### Written exercise
Without the pictures, set down every line of the data exactly.

[Stored data]
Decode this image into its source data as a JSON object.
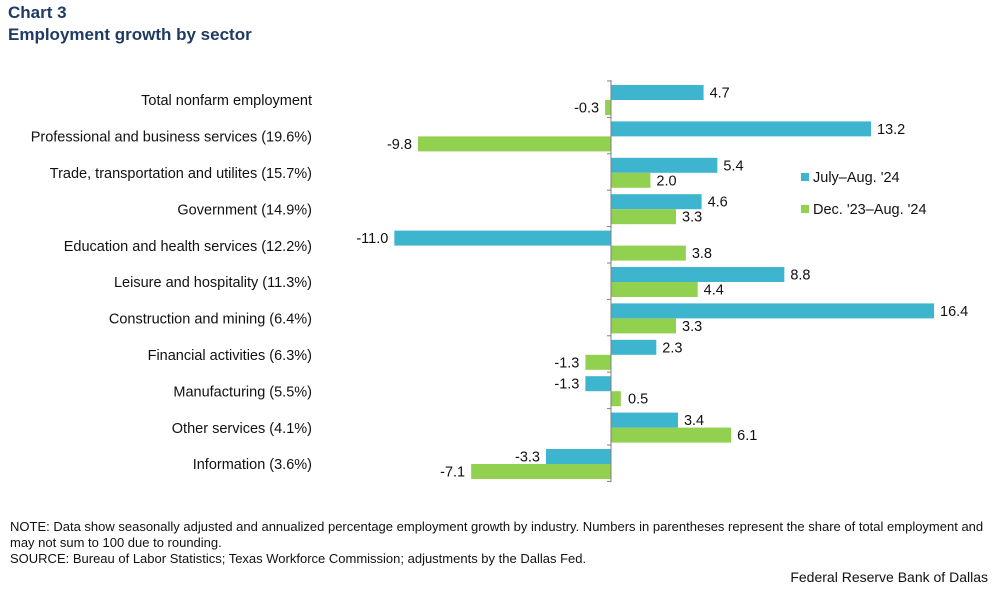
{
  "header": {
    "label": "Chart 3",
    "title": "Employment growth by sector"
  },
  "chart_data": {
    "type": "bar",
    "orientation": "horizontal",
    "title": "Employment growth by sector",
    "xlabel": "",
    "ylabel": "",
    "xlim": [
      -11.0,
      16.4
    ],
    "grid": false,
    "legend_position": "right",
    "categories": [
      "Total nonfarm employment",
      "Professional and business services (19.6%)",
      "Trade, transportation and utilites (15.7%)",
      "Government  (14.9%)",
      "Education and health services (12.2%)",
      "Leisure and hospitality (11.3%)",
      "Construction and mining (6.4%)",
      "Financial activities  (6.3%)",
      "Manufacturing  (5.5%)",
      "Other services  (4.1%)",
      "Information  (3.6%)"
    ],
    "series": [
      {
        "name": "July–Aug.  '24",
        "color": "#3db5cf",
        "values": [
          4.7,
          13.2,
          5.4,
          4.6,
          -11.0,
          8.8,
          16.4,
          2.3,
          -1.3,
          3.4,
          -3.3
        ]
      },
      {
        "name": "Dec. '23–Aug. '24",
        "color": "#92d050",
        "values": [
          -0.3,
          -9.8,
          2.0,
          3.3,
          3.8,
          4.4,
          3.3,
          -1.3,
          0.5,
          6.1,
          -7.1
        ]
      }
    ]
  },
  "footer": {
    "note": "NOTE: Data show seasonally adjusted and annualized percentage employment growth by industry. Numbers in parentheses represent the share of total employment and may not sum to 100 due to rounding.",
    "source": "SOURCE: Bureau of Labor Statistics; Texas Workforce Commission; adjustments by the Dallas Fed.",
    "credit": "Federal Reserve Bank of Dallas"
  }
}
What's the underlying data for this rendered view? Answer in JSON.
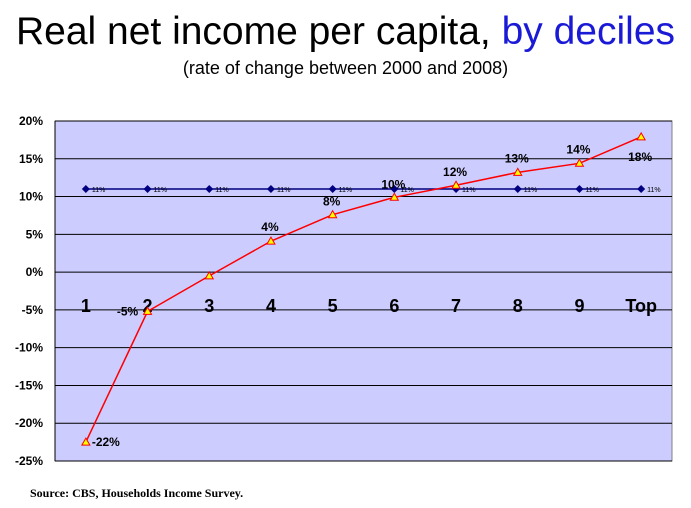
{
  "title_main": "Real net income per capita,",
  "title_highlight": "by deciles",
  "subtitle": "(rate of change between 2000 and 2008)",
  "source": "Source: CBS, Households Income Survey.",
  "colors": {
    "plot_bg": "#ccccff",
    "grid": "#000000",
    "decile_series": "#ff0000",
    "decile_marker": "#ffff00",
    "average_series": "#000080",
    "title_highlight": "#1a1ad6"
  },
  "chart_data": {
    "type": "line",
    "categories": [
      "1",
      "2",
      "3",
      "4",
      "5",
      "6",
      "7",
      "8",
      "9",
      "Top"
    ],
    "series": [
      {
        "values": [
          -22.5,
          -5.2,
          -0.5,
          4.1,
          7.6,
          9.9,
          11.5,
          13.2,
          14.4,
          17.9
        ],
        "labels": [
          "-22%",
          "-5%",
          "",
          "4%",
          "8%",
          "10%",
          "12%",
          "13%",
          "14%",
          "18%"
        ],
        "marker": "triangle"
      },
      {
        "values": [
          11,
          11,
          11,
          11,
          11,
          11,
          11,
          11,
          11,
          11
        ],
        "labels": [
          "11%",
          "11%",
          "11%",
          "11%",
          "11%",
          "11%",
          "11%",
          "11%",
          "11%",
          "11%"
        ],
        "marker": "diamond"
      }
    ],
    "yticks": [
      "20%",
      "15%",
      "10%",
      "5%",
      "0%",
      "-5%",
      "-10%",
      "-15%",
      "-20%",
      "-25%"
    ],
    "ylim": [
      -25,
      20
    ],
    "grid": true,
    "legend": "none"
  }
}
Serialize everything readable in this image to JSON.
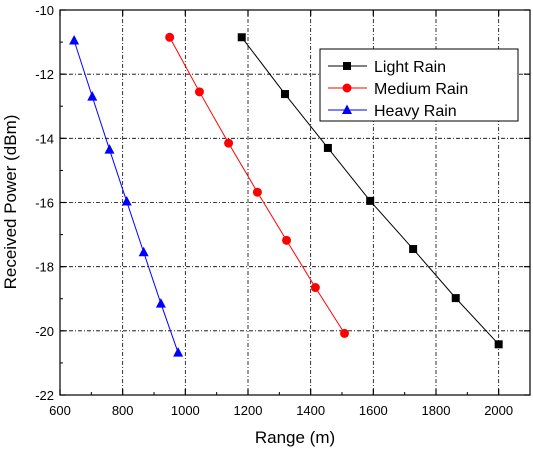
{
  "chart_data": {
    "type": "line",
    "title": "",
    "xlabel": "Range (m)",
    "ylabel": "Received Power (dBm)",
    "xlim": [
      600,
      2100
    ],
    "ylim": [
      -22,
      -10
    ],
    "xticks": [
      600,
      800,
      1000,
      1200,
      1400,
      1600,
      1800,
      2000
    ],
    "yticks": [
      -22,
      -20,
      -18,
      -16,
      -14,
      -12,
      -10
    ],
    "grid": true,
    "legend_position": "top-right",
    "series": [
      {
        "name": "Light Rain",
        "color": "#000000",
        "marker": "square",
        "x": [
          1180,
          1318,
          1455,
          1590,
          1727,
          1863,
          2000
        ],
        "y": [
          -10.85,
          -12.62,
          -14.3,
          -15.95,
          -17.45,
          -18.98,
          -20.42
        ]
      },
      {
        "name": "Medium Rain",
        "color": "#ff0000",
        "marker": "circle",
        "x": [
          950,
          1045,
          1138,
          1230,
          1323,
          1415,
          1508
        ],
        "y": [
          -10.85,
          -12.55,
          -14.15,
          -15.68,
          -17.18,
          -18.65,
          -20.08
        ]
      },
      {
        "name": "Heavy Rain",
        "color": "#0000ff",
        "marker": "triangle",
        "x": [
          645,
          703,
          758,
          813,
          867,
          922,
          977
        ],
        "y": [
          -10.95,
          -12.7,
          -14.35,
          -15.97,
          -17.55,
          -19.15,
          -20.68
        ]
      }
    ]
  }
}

### Answer to this task
Decode this image into its source data as a JSON object.
{
  "header": {
    "label": "Chart 3",
    "title": "Employment growth by sector"
  },
  "chart_data": {
    "type": "bar",
    "orientation": "horizontal",
    "title": "Employment growth by sector",
    "xlabel": "",
    "ylabel": "",
    "xlim": [
      -11.0,
      16.4
    ],
    "grid": false,
    "legend_position": "right",
    "categories": [
      "Total nonfarm employment",
      "Professional and business services (19.6%)",
      "Trade, transportation and utilites (15.7%)",
      "Government  (14.9%)",
      "Education and health services (12.2%)",
      "Leisure and hospitality (11.3%)",
      "Construction and mining (6.4%)",
      "Financial activities  (6.3%)",
      "Manufacturing  (5.5%)",
      "Other services  (4.1%)",
      "Information  (3.6%)"
    ],
    "series": [
      {
        "name": "July–Aug.  '24",
        "color": "#3db5cf",
        "values": [
          4.7,
          13.2,
          5.4,
          4.6,
          -11.0,
          8.8,
          16.4,
          2.3,
          -1.3,
          3.4,
          -3.3
        ]
      },
      {
        "name": "Dec. '23–Aug. '24",
        "color": "#92d050",
        "values": [
          -0.3,
          -9.8,
          2.0,
          3.3,
          3.8,
          4.4,
          3.3,
          -1.3,
          0.5,
          6.1,
          -7.1
        ]
      }
    ]
  },
  "footer": {
    "note": "NOTE: Data show seasonally adjusted and annualized percentage employment growth by industry. Numbers in parentheses represent the share of total employment and may not sum to 100 due to rounding.",
    "source": "SOURCE: Bureau of Labor Statistics; Texas Workforce Commission; adjustments by the Dallas Fed.",
    "credit": "Federal Reserve Bank of Dallas"
  }
}
What's the underlying data for this rendered view? Answer in JSON.
{
  "title_main": "Real net income per capita,",
  "title_highlight": "by deciles",
  "subtitle": "(rate of change between 2000 and 2008)",
  "source": "Source: CBS, Households Income Survey.",
  "colors": {
    "plot_bg": "#ccccff",
    "grid": "#000000",
    "decile_series": "#ff0000",
    "decile_marker": "#ffff00",
    "average_series": "#000080",
    "title_highlight": "#1a1ad6"
  },
  "chart_data": {
    "type": "line",
    "categories": [
      "1",
      "2",
      "3",
      "4",
      "5",
      "6",
      "7",
      "8",
      "9",
      "Top"
    ],
    "series": [
      {
        "values": [
          -22.5,
          -5.2,
          -0.5,
          4.1,
          7.6,
          9.9,
          11.5,
          13.2,
          14.4,
          17.9
        ],
        "labels": [
          "-22%",
          "-5%",
          "",
          "4%",
          "8%",
          "10%",
          "12%",
          "13%",
          "14%",
          "18%"
        ],
        "marker": "triangle"
      },
      {
        "values": [
          11,
          11,
          11,
          11,
          11,
          11,
          11,
          11,
          11,
          11
        ],
        "labels": [
          "11%",
          "11%",
          "11%",
          "11%",
          "11%",
          "11%",
          "11%",
          "11%",
          "11%",
          "11%"
        ],
        "marker": "diamond"
      }
    ],
    "yticks": [
      "20%",
      "15%",
      "10%",
      "5%",
      "0%",
      "-5%",
      "-10%",
      "-15%",
      "-20%",
      "-25%"
    ],
    "ylim": [
      -25,
      20
    ],
    "grid": true,
    "legend": "none"
  }
}
Serialize everything readable in this image to JSON.
{
  "chart_data": {
    "type": "line",
    "title": "",
    "xlabel": "Range (m)",
    "ylabel": "Received Power (dBm)",
    "xlim": [
      600,
      2100
    ],
    "ylim": [
      -22,
      -10
    ],
    "xticks": [
      600,
      800,
      1000,
      1200,
      1400,
      1600,
      1800,
      2000
    ],
    "yticks": [
      -22,
      -20,
      -18,
      -16,
      -14,
      -12,
      -10
    ],
    "grid": true,
    "legend_position": "top-right",
    "series": [
      {
        "name": "Light Rain",
        "color": "#000000",
        "marker": "square",
        "x": [
          1180,
          1318,
          1455,
          1590,
          1727,
          1863,
          2000
        ],
        "y": [
          -10.85,
          -12.62,
          -14.3,
          -15.95,
          -17.45,
          -18.98,
          -20.42
        ]
      },
      {
        "name": "Medium Rain",
        "color": "#ff0000",
        "marker": "circle",
        "x": [
          950,
          1045,
          1138,
          1230,
          1323,
          1415,
          1508
        ],
        "y": [
          -10.85,
          -12.55,
          -14.15,
          -15.68,
          -17.18,
          -18.65,
          -20.08
        ]
      },
      {
        "name": "Heavy Rain",
        "color": "#0000ff",
        "marker": "triangle",
        "x": [
          645,
          703,
          758,
          813,
          867,
          922,
          977
        ],
        "y": [
          -10.95,
          -12.7,
          -14.35,
          -15.97,
          -17.55,
          -19.15,
          -20.68
        ]
      }
    ]
  }
}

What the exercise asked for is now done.